* What needs to be done:
Copy out the whole listing exactly as written, leaving the pictures behind.

* Material provided:
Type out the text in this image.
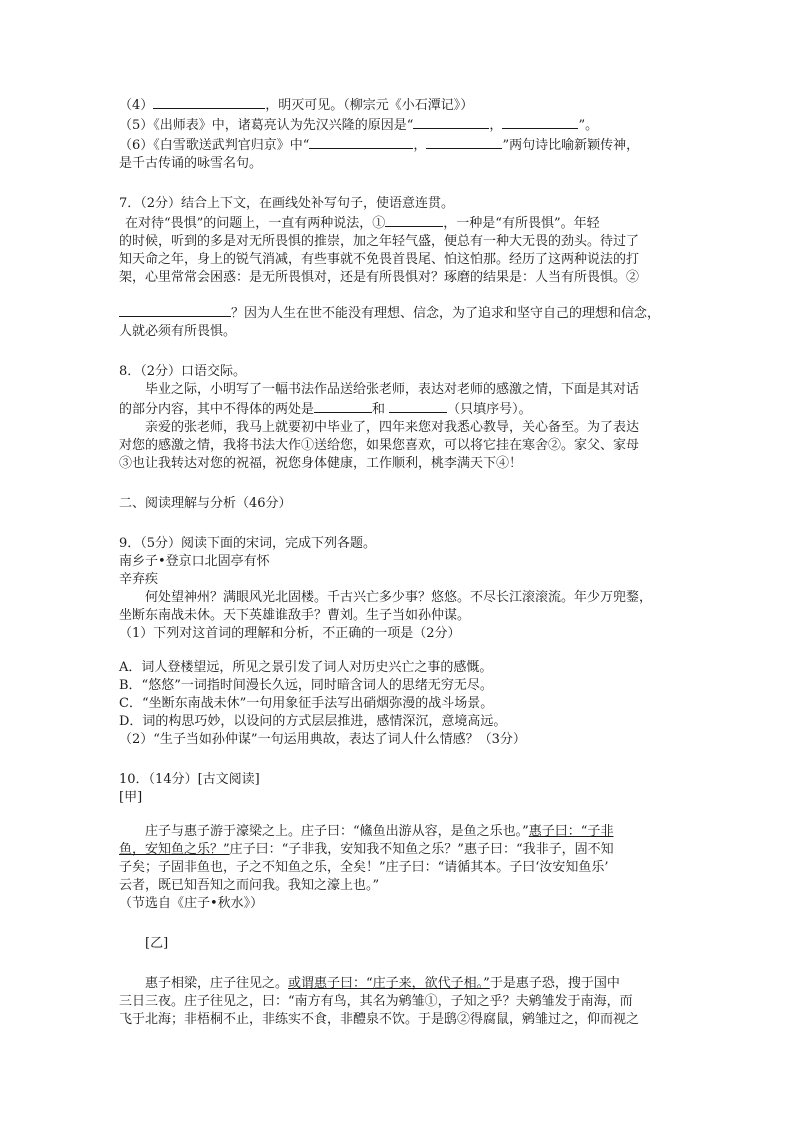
（4）	，明灭可见。（柳宗元《小石潭记》）
（5）《出师表》中，诸葛亮认为先汉兴隆的原因是“	，	”。
（6）《白雪歌送武判官归京》中“	，	”两句诗比喻新颖传神，
是千古传诵的咏雪名句。
7．（2分）结合上下文，在画线处补写句子，使语意连贯。
在对待“畏惧”的问题上，一直有两种说法，①	，一种是“有所畏惧”。年轻
的时候，听到的多是对无所畏惧的推崇，加之年轻气盛，便总有一种大无畏的劲头。待过了
知天命之年，身上的锐气消减，有些事就不免畏首畏尾、怕这怕那。经历了这两种说法的打
架，心里常常会困惑：是无所畏惧对，还是有所畏惧对？琢磨的结果是：人当有所畏惧。②
？因为人生在世不能没有理想、信念，为了追求和坚守自己的理想和信念，
人就必须有所畏惧。
8．（2分）口语交际。
毕业之际，小明写了一幅书法作品送给张老师，表达对老师的感激之情，下面是其对话
的部分内容，其中不得体的两处是	和	（只填序号）。
亲爱的张老师，我马上就要初中毕业了，四年来您对我悉心教导，关心备至。为了表达
对您的感激之情，我将书法大作①送给您，如果您喜欢，可以将它挂在寒舍②。家父、家母
③也让我转达对您的祝福，祝您身体健康，工作顺利，桃李满天下④！
二、阅读理解与分析（46分）
9．（5分）阅读下面的宋词，完成下列各题。
南乡子•登京口北固亭有怀
辛弃疾
何处望神州？满眼风光北固楼。千古兴亡多少事？悠悠。不尽长江滚滚流。年少万兜鍪，
坐断东南战未休。天下英雄谁敌手？曹刘。生子当如孙仲谋。
（1）下列对这首词的理解和分析，不正确的一项是（2分）
A．词人登楼望远，所见之景引发了词人对历史兴亡之事的感慨。
B．“悠悠”一词指时间漫长久远，同时暗含词人的思绪无穷无尽。
C．“坐断东南战未休”一句用象征手法写出硝烟弥漫的战斗场景。
D．词的构思巧妙，以设问的方式层层推进，感情深沉，意境高远。
（2）“生子当如孙仲谋”一句运用典故，表达了词人什么情感？（3分）
10．（14分）[古文阅读]
[甲]
庄子与惠子游于濠梁之上。庄子曰：“鯈鱼出游从容，是鱼之乐也。”惠子曰：“子非
鱼，安知鱼之乐？”庄子曰：“子非我，安知我不知鱼之乐？”惠子曰：“我非子，固不知
子矣；子固非鱼也，子之不知鱼之乐，全矣！”庄子曰：“请循其本。子曰‘汝安知鱼乐’
云者，既已知吾知之而问我。我知之濠上也。”
（节选自《庄子•秋水》）
[乙]
惠子相梁，庄子往见之。或谓惠子曰：“庄子来，欲代子相。”于是惠子恐，搜于国中
三日三夜。庄子往见之，曰：“南方有鸟，其名为鹓雏①，子知之乎？夫鹓雏发于南海，而
飞于北海；非梧桐不止，非练实不食，非醴泉不饮。于是鸱②得腐鼠，鹓雏过之，仰而视之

* Response:
Type out the text in this image.
（4）	，明灭可见。（柳宗元《小石潭记》）
（5）《出师表》中，诸葛亮认为先汉兴隆的原因是“	，	”。
（6）《白雪歌送武判官归京》中“	，	”两句诗比喻新颖传神，
是千古传诵的咏雪名句。
7．（2分）结合上下文，在画线处补写句子，使语意连贯。
在对待“畏惧”的问题上，一直有两种说法，①	，一种是“有所畏惧”。年轻
的时候，听到的多是对无所畏惧的推崇，加之年轻气盛，便总有一种大无畏的劲头。待过了
知天命之年，身上的锐气消减，有些事就不免畏首畏尾、怕这怕那。经历了这两种说法的打
架，心里常常会困惑：是无所畏惧对，还是有所畏惧对？琢磨的结果是：人当有所畏惧。②
？因为人生在世不能没有理想、信念，为了追求和坚守自己的理想和信念，
人就必须有所畏惧。
8．（2分）口语交际。
毕业之际，小明写了一幅书法作品送给张老师，表达对老师的感激之情，下面是其对话
的部分内容，其中不得体的两处是	和	（只填序号）。
亲爱的张老师，我马上就要初中毕业了，四年来您对我悉心教导，关心备至。为了表达
对您的感激之情，我将书法大作①送给您，如果您喜欢，可以将它挂在寒舍②。家父、家母
③也让我转达对您的祝福，祝您身体健康，工作顺利，桃李满天下④！
二、阅读理解与分析（46分）
9．（5分）阅读下面的宋词，完成下列各题。
南乡子•登京口北固亭有怀
辛弃疾
何处望神州？满眼风光北固楼。千古兴亡多少事？悠悠。不尽长江滚滚流。年少万兜鍪，
坐断东南战未休。天下英雄谁敌手？曹刘。生子当如孙仲谋。
（1）下列对这首词的理解和分析，不正确的一项是（2分）
A．词人登楼望远，所见之景引发了词人对历史兴亡之事的感慨。
B．“悠悠”一词指时间漫长久远，同时暗含词人的思绪无穷无尽。
C．“坐断东南战未休”一句用象征手法写出硝烟弥漫的战斗场景。
D．词的构思巧妙，以设问的方式层层推进，感情深沉，意境高远。
（2）“生子当如孙仲谋”一句运用典故，表达了词人什么情感？（3分）
10．（14分）[古文阅读]
[甲]
庄子与惠子游于濠梁之上。庄子曰：“鯈鱼出游从容，是鱼之乐也。”惠子曰：“子非
鱼，安知鱼之乐？”庄子曰：“子非我，安知我不知鱼之乐？”惠子曰：“我非子，固不知
子矣；子固非鱼也，子之不知鱼之乐，全矣！”庄子曰：“请循其本。子曰‘汝安知鱼乐’
云者，既已知吾知之而问我。我知之濠上也。”
（节选自《庄子•秋水》）
[乙]
惠子相梁，庄子往见之。或谓惠子曰：“庄子来，欲代子相。”于是惠子恐，搜于国中
三日三夜。庄子往见之，曰：“南方有鸟，其名为鹓雏①，子知之乎？夫鹓雏发于南海，而
飞于北海；非梧桐不止，非练实不食，非醴泉不饮。于是鸱②得腐鼠，鹓雏过之，仰而视之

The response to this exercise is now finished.